What is expected: Exactly as written, please set down all of the entries again, with no pictures.

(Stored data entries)
——————————
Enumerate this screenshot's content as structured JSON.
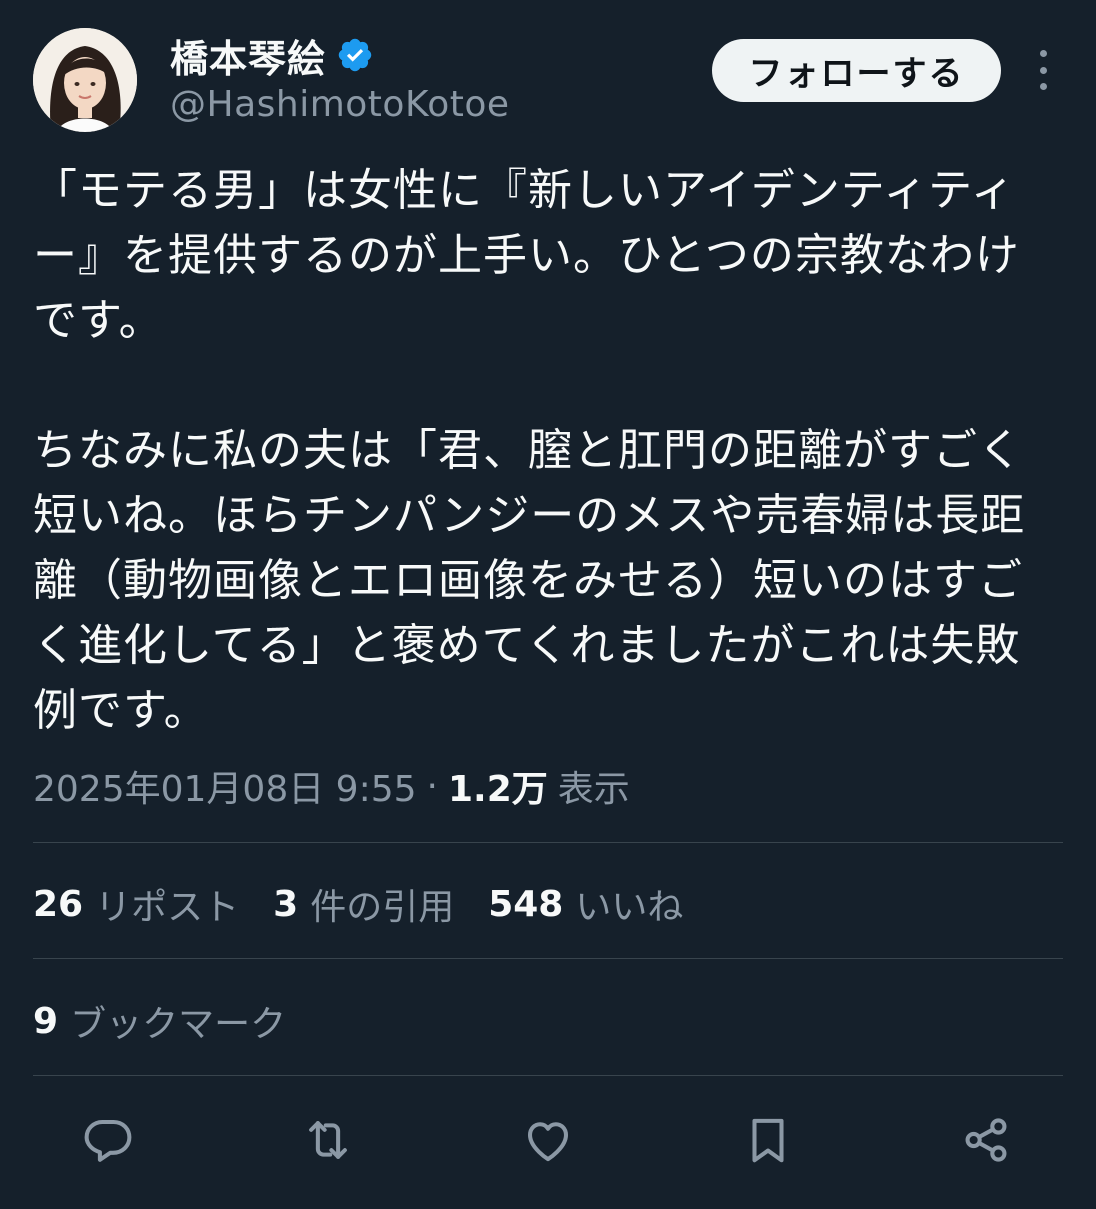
{
  "author": {
    "display_name": "橋本琴絵",
    "handle": "@HashimotoKotoe",
    "verified": true
  },
  "follow_button_label": "フォローする",
  "tweet": {
    "text": "「モテる男」は女性に『新しいアイデンティティー』を提供するのが上手い。ひとつの宗教なわけです。\n\nちなみに私の夫は「君、膣と肛門の距離がすごく短いね。ほらチンパンジーのメスや売春婦は長距離（動物画像とエロ画像をみせる）短いのはすごく進化してる」と褒めてくれましたがこれは失敗例です。",
    "timestamp": "2025年01月08日 9:55",
    "separator": "·",
    "views_count": "1.2万",
    "views_label": "表示"
  },
  "stats": {
    "reposts": {
      "count": "26",
      "label": "リポスト"
    },
    "quotes": {
      "count": "3",
      "label": "件の引用"
    },
    "likes": {
      "count": "548",
      "label": "いいね"
    }
  },
  "bookmarks": {
    "count": "9",
    "label": "ブックマーク"
  },
  "actions": [
    "reply-icon",
    "repost-icon",
    "like-icon",
    "bookmark-icon",
    "share-icon"
  ],
  "colors": {
    "background": "#15202b",
    "text_primary": "#f7f9f9",
    "text_secondary": "#8b98a5",
    "divider": "#38444d",
    "verified_blue": "#1d9bf0"
  }
}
——————————
Completed exercise:
Enumerate this screenshot's content as structured JSON.
{
  "author": {
    "display_name": "橋本琴絵",
    "handle": "@HashimotoKotoe",
    "verified": true
  },
  "follow_button_label": "フォローする",
  "tweet": {
    "text": "「モテる男」は女性に『新しいアイデンティティー』を提供するのが上手い。ひとつの宗教なわけです。\n\nちなみに私の夫は「君、膣と肛門の距離がすごく短いね。ほらチンパンジーのメスや売春婦は長距離（動物画像とエロ画像をみせる）短いのはすごく進化してる」と褒めてくれましたがこれは失敗例です。",
    "timestamp": "2025年01月08日 9:55",
    "separator": "·",
    "views_count": "1.2万",
    "views_label": "表示"
  },
  "stats": {
    "reposts": {
      "count": "26",
      "label": "リポスト"
    },
    "quotes": {
      "count": "3",
      "label": "件の引用"
    },
    "likes": {
      "count": "548",
      "label": "いいね"
    }
  },
  "bookmarks": {
    "count": "9",
    "label": "ブックマーク"
  },
  "actions": [
    "reply-icon",
    "repost-icon",
    "like-icon",
    "bookmark-icon",
    "share-icon"
  ],
  "colors": {
    "background": "#15202b",
    "text_primary": "#f7f9f9",
    "text_secondary": "#8b98a5",
    "divider": "#38444d",
    "verified_blue": "#1d9bf0"
  }
}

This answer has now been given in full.